## Aim of the task
Pictures aside, write out every record exactly as it appears.

## Data for processing
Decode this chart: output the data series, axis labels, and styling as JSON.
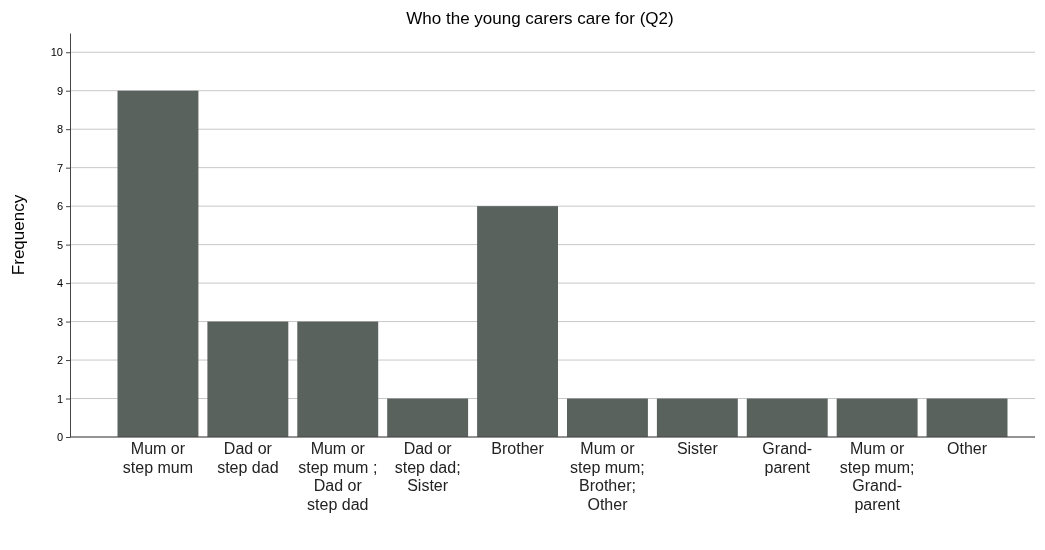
{
  "chart_data": {
    "type": "bar",
    "title": "Who the young carers care for (Q2)",
    "ylabel": "Frequency",
    "categories": [
      "Mum or step mum",
      "Dad or step dad",
      "Mum or step mum ; Dad or step dad",
      "Dad or step dad; Sister",
      "Brother",
      "Mum or step mum; Brother; Other",
      "Sister",
      "Grand-parent",
      "Mum or step mum; Grand-parent",
      "Other"
    ],
    "values": [
      9,
      3,
      3,
      1,
      6,
      1,
      1,
      1,
      1,
      1
    ],
    "color": "#5a625e",
    "ylim": [
      0,
      10.5
    ],
    "yticks": [
      0,
      1,
      2,
      3,
      4,
      5,
      6,
      7,
      8,
      9,
      10
    ],
    "grid": "y"
  }
}
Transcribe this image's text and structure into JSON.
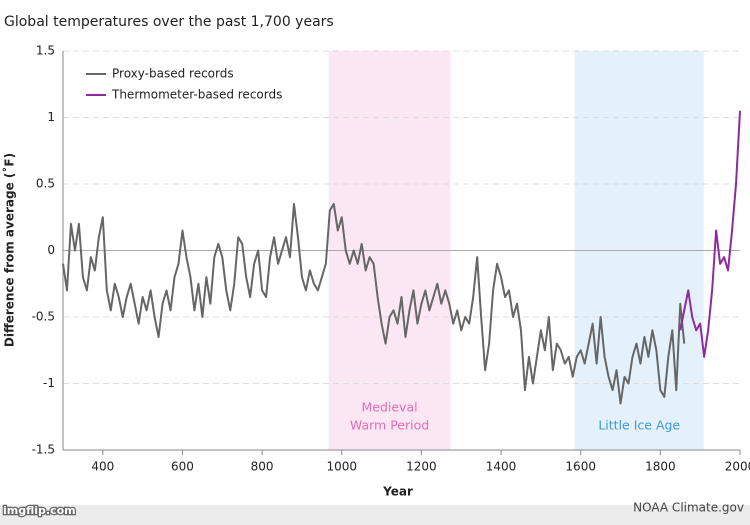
{
  "chart_data": {
    "type": "line",
    "title": "Global temperatures over the past 1,700 years",
    "x_label": "Year",
    "y_label": "Difference from average (˚F)",
    "source": "NOAA Climate.gov",
    "watermark": "imgflip.com",
    "xlim": [
      300,
      2000
    ],
    "xticks": [
      400,
      600,
      800,
      1000,
      1200,
      1400,
      1600,
      1800,
      2000
    ],
    "ylim": [
      -1.5,
      1.5
    ],
    "yticks": [
      -1.5,
      -1,
      -0.5,
      0,
      0.5,
      1,
      1.5
    ],
    "grid": true,
    "legend": "top-left",
    "regions": [
      {
        "start": 967,
        "end": 1273,
        "label": [
          "Medieval",
          "Warm Period"
        ],
        "color": "#fbe6f3",
        "text_color": "#e56db7"
      },
      {
        "start": 1585,
        "end": 1909,
        "label": [
          "Little Ice Age"
        ],
        "color": "#e4f1fa",
        "text_color": "#3f9ad3"
      }
    ],
    "series": [
      {
        "name": "Proxy-based records",
        "color": "#666666",
        "x": [
          300,
          310,
          320,
          330,
          340,
          350,
          360,
          370,
          380,
          390,
          400,
          410,
          420,
          430,
          440,
          450,
          460,
          470,
          480,
          490,
          500,
          510,
          520,
          530,
          540,
          550,
          560,
          570,
          580,
          590,
          600,
          610,
          620,
          630,
          640,
          650,
          660,
          670,
          680,
          690,
          700,
          710,
          720,
          730,
          740,
          750,
          760,
          770,
          780,
          790,
          800,
          810,
          820,
          830,
          840,
          850,
          860,
          870,
          880,
          890,
          900,
          910,
          920,
          930,
          940,
          950,
          960,
          970,
          980,
          990,
          1000,
          1010,
          1020,
          1030,
          1040,
          1050,
          1060,
          1070,
          1080,
          1090,
          1100,
          1110,
          1120,
          1130,
          1140,
          1150,
          1160,
          1170,
          1180,
          1190,
          1200,
          1210,
          1220,
          1230,
          1240,
          1250,
          1260,
          1270,
          1280,
          1290,
          1300,
          1310,
          1320,
          1330,
          1340,
          1350,
          1360,
          1370,
          1380,
          1390,
          1400,
          1410,
          1420,
          1430,
          1440,
          1450,
          1460,
          1470,
          1480,
          1490,
          1500,
          1510,
          1520,
          1530,
          1540,
          1550,
          1560,
          1570,
          1580,
          1590,
          1600,
          1610,
          1620,
          1630,
          1640,
          1650,
          1660,
          1670,
          1680,
          1690,
          1700,
          1710,
          1720,
          1730,
          1740,
          1750,
          1760,
          1770,
          1780,
          1790,
          1800,
          1810,
          1820,
          1830,
          1840,
          1850,
          1860
        ],
        "values": [
          -0.1,
          -0.3,
          0.2,
          0.0,
          0.2,
          -0.2,
          -0.3,
          -0.05,
          -0.15,
          0.1,
          0.25,
          -0.3,
          -0.45,
          -0.25,
          -0.35,
          -0.5,
          -0.35,
          -0.25,
          -0.4,
          -0.55,
          -0.35,
          -0.45,
          -0.3,
          -0.5,
          -0.65,
          -0.4,
          -0.3,
          -0.45,
          -0.2,
          -0.1,
          0.15,
          -0.05,
          -0.2,
          -0.45,
          -0.25,
          -0.5,
          -0.2,
          -0.4,
          -0.05,
          0.05,
          -0.05,
          -0.3,
          -0.45,
          -0.25,
          0.1,
          0.05,
          -0.2,
          -0.35,
          -0.1,
          0.0,
          -0.3,
          -0.35,
          -0.05,
          0.1,
          -0.1,
          0.0,
          0.1,
          -0.05,
          0.35,
          0.1,
          -0.2,
          -0.3,
          -0.15,
          -0.25,
          -0.3,
          -0.2,
          -0.1,
          0.3,
          0.35,
          0.15,
          0.25,
          0.0,
          -0.1,
          0.0,
          -0.1,
          0.05,
          -0.15,
          -0.05,
          -0.1,
          -0.35,
          -0.55,
          -0.7,
          -0.5,
          -0.45,
          -0.55,
          -0.35,
          -0.65,
          -0.45,
          -0.3,
          -0.55,
          -0.4,
          -0.3,
          -0.45,
          -0.35,
          -0.25,
          -0.4,
          -0.3,
          -0.4,
          -0.55,
          -0.45,
          -0.6,
          -0.5,
          -0.55,
          -0.35,
          -0.05,
          -0.5,
          -0.9,
          -0.7,
          -0.3,
          -0.1,
          -0.2,
          -0.35,
          -0.3,
          -0.5,
          -0.4,
          -0.6,
          -1.05,
          -0.8,
          -1.0,
          -0.8,
          -0.6,
          -0.75,
          -0.5,
          -0.9,
          -0.7,
          -0.75,
          -0.85,
          -0.8,
          -0.95,
          -0.8,
          -0.75,
          -0.85,
          -0.7,
          -0.55,
          -0.85,
          -0.5,
          -0.8,
          -0.95,
          -1.05,
          -0.9,
          -1.15,
          -0.95,
          -1.0,
          -0.8,
          -0.7,
          -0.85,
          -0.65,
          -0.8,
          -0.6,
          -0.75,
          -1.05,
          -1.1,
          -0.8,
          -0.6,
          -1.05,
          -0.4,
          -0.7
        ]
      },
      {
        "name": "Thermometer-based records",
        "color": "#8e2a9e",
        "x": [
          1850,
          1860,
          1870,
          1880,
          1890,
          1900,
          1910,
          1920,
          1930,
          1940,
          1950,
          1960,
          1970,
          1980,
          1990,
          2000
        ],
        "values": [
          -0.6,
          -0.45,
          -0.3,
          -0.5,
          -0.6,
          -0.55,
          -0.8,
          -0.6,
          -0.3,
          0.15,
          -0.1,
          -0.05,
          -0.15,
          0.15,
          0.5,
          1.05
        ]
      }
    ]
  }
}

## Exercise response
Decode this chart: output the data series, axis labels, and styling as JSON.
{
  "chart_data": {
    "type": "bar",
    "title": "Who the young carers care for (Q2)",
    "ylabel": "Frequency",
    "categories": [
      "Mum or step mum",
      "Dad or step dad",
      "Mum or step mum ; Dad or step dad",
      "Dad or step dad; Sister",
      "Brother",
      "Mum or step mum; Brother; Other",
      "Sister",
      "Grand-parent",
      "Mum or step mum; Grand-parent",
      "Other"
    ],
    "values": [
      9,
      3,
      3,
      1,
      6,
      1,
      1,
      1,
      1,
      1
    ],
    "color": "#5a625e",
    "ylim": [
      0,
      10.5
    ],
    "yticks": [
      0,
      1,
      2,
      3,
      4,
      5,
      6,
      7,
      8,
      9,
      10
    ],
    "grid": "y"
  }
}
Transcribe this image's text and structure into JSON.
{
  "chart_data": {
    "type": "line",
    "title": "Global temperatures over the past 1,700 years",
    "x_label": "Year",
    "y_label": "Difference from average (˚F)",
    "source": "NOAA Climate.gov",
    "watermark": "imgflip.com",
    "xlim": [
      300,
      2000
    ],
    "xticks": [
      400,
      600,
      800,
      1000,
      1200,
      1400,
      1600,
      1800,
      2000
    ],
    "ylim": [
      -1.5,
      1.5
    ],
    "yticks": [
      -1.5,
      -1,
      -0.5,
      0,
      0.5,
      1,
      1.5
    ],
    "grid": true,
    "legend": "top-left",
    "regions": [
      {
        "start": 967,
        "end": 1273,
        "label": [
          "Medieval",
          "Warm Period"
        ],
        "color": "#fbe6f3",
        "text_color": "#e56db7"
      },
      {
        "start": 1585,
        "end": 1909,
        "label": [
          "Little Ice Age"
        ],
        "color": "#e4f1fa",
        "text_color": "#3f9ad3"
      }
    ],
    "series": [
      {
        "name": "Proxy-based records",
        "color": "#666666",
        "x": [
          300,
          310,
          320,
          330,
          340,
          350,
          360,
          370,
          380,
          390,
          400,
          410,
          420,
          430,
          440,
          450,
          460,
          470,
          480,
          490,
          500,
          510,
          520,
          530,
          540,
          550,
          560,
          570,
          580,
          590,
          600,
          610,
          620,
          630,
          640,
          650,
          660,
          670,
          680,
          690,
          700,
          710,
          720,
          730,
          740,
          750,
          760,
          770,
          780,
          790,
          800,
          810,
          820,
          830,
          840,
          850,
          860,
          870,
          880,
          890,
          900,
          910,
          920,
          930,
          940,
          950,
          960,
          970,
          980,
          990,
          1000,
          1010,
          1020,
          1030,
          1040,
          1050,
          1060,
          1070,
          1080,
          1090,
          1100,
          1110,
          1120,
          1130,
          1140,
          1150,
          1160,
          1170,
          1180,
          1190,
          1200,
          1210,
          1220,
          1230,
          1240,
          1250,
          1260,
          1270,
          1280,
          1290,
          1300,
          1310,
          1320,
          1330,
          1340,
          1350,
          1360,
          1370,
          1380,
          1390,
          1400,
          1410,
          1420,
          1430,
          1440,
          1450,
          1460,
          1470,
          1480,
          1490,
          1500,
          1510,
          1520,
          1530,
          1540,
          1550,
          1560,
          1570,
          1580,
          1590,
          1600,
          1610,
          1620,
          1630,
          1640,
          1650,
          1660,
          1670,
          1680,
          1690,
          1700,
          1710,
          1720,
          1730,
          1740,
          1750,
          1760,
          1770,
          1780,
          1790,
          1800,
          1810,
          1820,
          1830,
          1840,
          1850,
          1860
        ],
        "values": [
          -0.1,
          -0.3,
          0.2,
          0.0,
          0.2,
          -0.2,
          -0.3,
          -0.05,
          -0.15,
          0.1,
          0.25,
          -0.3,
          -0.45,
          -0.25,
          -0.35,
          -0.5,
          -0.35,
          -0.25,
          -0.4,
          -0.55,
          -0.35,
          -0.45,
          -0.3,
          -0.5,
          -0.65,
          -0.4,
          -0.3,
          -0.45,
          -0.2,
          -0.1,
          0.15,
          -0.05,
          -0.2,
          -0.45,
          -0.25,
          -0.5,
          -0.2,
          -0.4,
          -0.05,
          0.05,
          -0.05,
          -0.3,
          -0.45,
          -0.25,
          0.1,
          0.05,
          -0.2,
          -0.35,
          -0.1,
          0.0,
          -0.3,
          -0.35,
          -0.05,
          0.1,
          -0.1,
          0.0,
          0.1,
          -0.05,
          0.35,
          0.1,
          -0.2,
          -0.3,
          -0.15,
          -0.25,
          -0.3,
          -0.2,
          -0.1,
          0.3,
          0.35,
          0.15,
          0.25,
          0.0,
          -0.1,
          0.0,
          -0.1,
          0.05,
          -0.15,
          -0.05,
          -0.1,
          -0.35,
          -0.55,
          -0.7,
          -0.5,
          -0.45,
          -0.55,
          -0.35,
          -0.65,
          -0.45,
          -0.3,
          -0.55,
          -0.4,
          -0.3,
          -0.45,
          -0.35,
          -0.25,
          -0.4,
          -0.3,
          -0.4,
          -0.55,
          -0.45,
          -0.6,
          -0.5,
          -0.55,
          -0.35,
          -0.05,
          -0.5,
          -0.9,
          -0.7,
          -0.3,
          -0.1,
          -0.2,
          -0.35,
          -0.3,
          -0.5,
          -0.4,
          -0.6,
          -1.05,
          -0.8,
          -1.0,
          -0.8,
          -0.6,
          -0.75,
          -0.5,
          -0.9,
          -0.7,
          -0.75,
          -0.85,
          -0.8,
          -0.95,
          -0.8,
          -0.75,
          -0.85,
          -0.7,
          -0.55,
          -0.85,
          -0.5,
          -0.8,
          -0.95,
          -1.05,
          -0.9,
          -1.15,
          -0.95,
          -1.0,
          -0.8,
          -0.7,
          -0.85,
          -0.65,
          -0.8,
          -0.6,
          -0.75,
          -1.05,
          -1.1,
          -0.8,
          -0.6,
          -1.05,
          -0.4,
          -0.7
        ]
      },
      {
        "name": "Thermometer-based records",
        "color": "#8e2a9e",
        "x": [
          1850,
          1860,
          1870,
          1880,
          1890,
          1900,
          1910,
          1920,
          1930,
          1940,
          1950,
          1960,
          1970,
          1980,
          1990,
          2000
        ],
        "values": [
          -0.6,
          -0.45,
          -0.3,
          -0.5,
          -0.6,
          -0.55,
          -0.8,
          -0.6,
          -0.3,
          0.15,
          -0.1,
          -0.05,
          -0.15,
          0.15,
          0.5,
          1.05
        ]
      }
    ]
  }
}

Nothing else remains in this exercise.